Amiina take to the stage about 10pm, play till about 11.20 or so. This time round I am more familiar with their sound having seen them in May and hearing Kurr - while before I had only heard the original 4 track EP. Lush melodic soundtracks to fairy tales, constructed from a multitude of stringed instruments - violin, guitar, harps and cellos. Mixed with keyboards, accordions, glasses of waters, and reception bells. The girls are multi-instrumentalists, and as the layers of sound dance around, so do they, carefully trading back and forth as they swap from point to point to play which ever sound suits that moment in time, taking care not to bump anything/one else. The sounds are as ethereal and delicate as last time, though the inclusion of a drummer adds an anchoring weight. Providing a density to the sound, without becoming overwhelming, which has to be a concern for this type of music.

Conclusion comes as before with the bleepy electro of Moscow Subway, and while they don't have the saw quartet, they do have a saw to play warbly oddness. With tour's end the girls are playful and giggly, adding to an infectious mood, which makes the listener feel lighter and easier than I had when arriving.

Monday, November 05, 2007



Music: Emmy The Great @ King Tut's Wah Wah Hut, Glasgow, 4th November 2007


Thursday, November 01, 2007

Michael GiraMichael Gira
The BoredomsThe Boredoms

The Boredoms

Headliner:The Boredoms
Support:Michael Gira
Venue: The Arches, Glasgow, 23rd October 2007


In the back Arch, in the Studio Theatre, there is a performance of James Kelman's Herbal Remedies, a show I saw the other week and have yet to write about. But tonight there is a contrasting event, requiring the front doors to Arch 1 to be opened as a separate entrance. There is a bustle at the ticket desk, which gives the initial impression of a crowd. Instead its a bottle neck, and having had a ticket for months, I bypass this line and enter Arch 2 through Arch 1. It is still quiet at this time, the bar open in Arch 3, with folk sitting about, a table of t-shirts and a handful of CDs for sale.

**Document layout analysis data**

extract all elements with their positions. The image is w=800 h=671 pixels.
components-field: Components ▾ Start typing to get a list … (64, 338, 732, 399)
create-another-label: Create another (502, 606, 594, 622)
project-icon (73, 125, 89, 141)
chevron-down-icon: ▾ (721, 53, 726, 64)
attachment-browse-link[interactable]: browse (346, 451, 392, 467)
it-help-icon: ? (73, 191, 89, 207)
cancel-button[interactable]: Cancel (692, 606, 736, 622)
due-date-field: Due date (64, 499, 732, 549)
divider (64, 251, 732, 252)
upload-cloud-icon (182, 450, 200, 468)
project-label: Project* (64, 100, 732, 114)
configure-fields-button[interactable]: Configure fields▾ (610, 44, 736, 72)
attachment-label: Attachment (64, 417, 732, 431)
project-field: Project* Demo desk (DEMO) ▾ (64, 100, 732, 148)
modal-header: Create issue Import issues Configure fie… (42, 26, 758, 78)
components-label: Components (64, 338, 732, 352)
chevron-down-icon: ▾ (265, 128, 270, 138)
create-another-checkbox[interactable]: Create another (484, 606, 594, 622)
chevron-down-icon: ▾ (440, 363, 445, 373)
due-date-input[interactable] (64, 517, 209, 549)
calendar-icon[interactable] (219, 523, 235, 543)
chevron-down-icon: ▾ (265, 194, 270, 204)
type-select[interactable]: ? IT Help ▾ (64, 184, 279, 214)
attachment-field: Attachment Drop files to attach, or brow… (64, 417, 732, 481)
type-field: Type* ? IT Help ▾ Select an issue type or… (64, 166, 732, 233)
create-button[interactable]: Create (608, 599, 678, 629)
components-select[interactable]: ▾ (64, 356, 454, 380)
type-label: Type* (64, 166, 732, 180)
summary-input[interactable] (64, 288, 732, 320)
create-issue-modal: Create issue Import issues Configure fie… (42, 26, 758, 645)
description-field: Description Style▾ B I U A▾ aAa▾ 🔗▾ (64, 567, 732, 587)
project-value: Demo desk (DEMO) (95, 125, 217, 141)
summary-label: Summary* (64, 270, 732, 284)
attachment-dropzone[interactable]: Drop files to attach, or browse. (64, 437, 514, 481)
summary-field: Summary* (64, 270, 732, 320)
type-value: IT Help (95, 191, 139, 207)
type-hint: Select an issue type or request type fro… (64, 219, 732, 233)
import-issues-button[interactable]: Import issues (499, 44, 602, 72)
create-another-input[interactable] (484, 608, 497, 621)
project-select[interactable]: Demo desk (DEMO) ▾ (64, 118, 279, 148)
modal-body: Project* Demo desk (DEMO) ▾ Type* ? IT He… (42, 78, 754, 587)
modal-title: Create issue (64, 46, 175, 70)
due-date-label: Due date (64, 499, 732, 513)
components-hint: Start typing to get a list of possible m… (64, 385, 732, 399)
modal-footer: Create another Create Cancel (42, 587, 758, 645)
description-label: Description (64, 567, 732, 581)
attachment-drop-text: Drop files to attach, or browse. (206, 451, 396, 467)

**Problem statement**
Can you write out the blog passage, starting with "Headliner:The Boredoms" and going on through "CDs for sale."? The entries aren't needed for anything here.

**Answer for the task**
Headliner:The Boredoms
Support:Michael Gira
Venue: The Arches, Glasgow, 23rd October 2007


In the back Arch, in the Studio Theatre, there is a performance of James Kelman's Herbal Remedies, a show I saw the other week and have yet to write about. But tonight there is a contrasting event, requiring the front doors to Arch 1 to be opened as a separate entrance. There is a bustle at the ticket desk, which gives the initial impression of a crowd. Instead its a bottle neck, and having had a ticket for months, I bypass this line and enter Arch 2 through Arch 1. It is still quiet at this time, the bar open in Arch 3, with folk sitting about, a table of t-shirts and a handful of CDs for sale.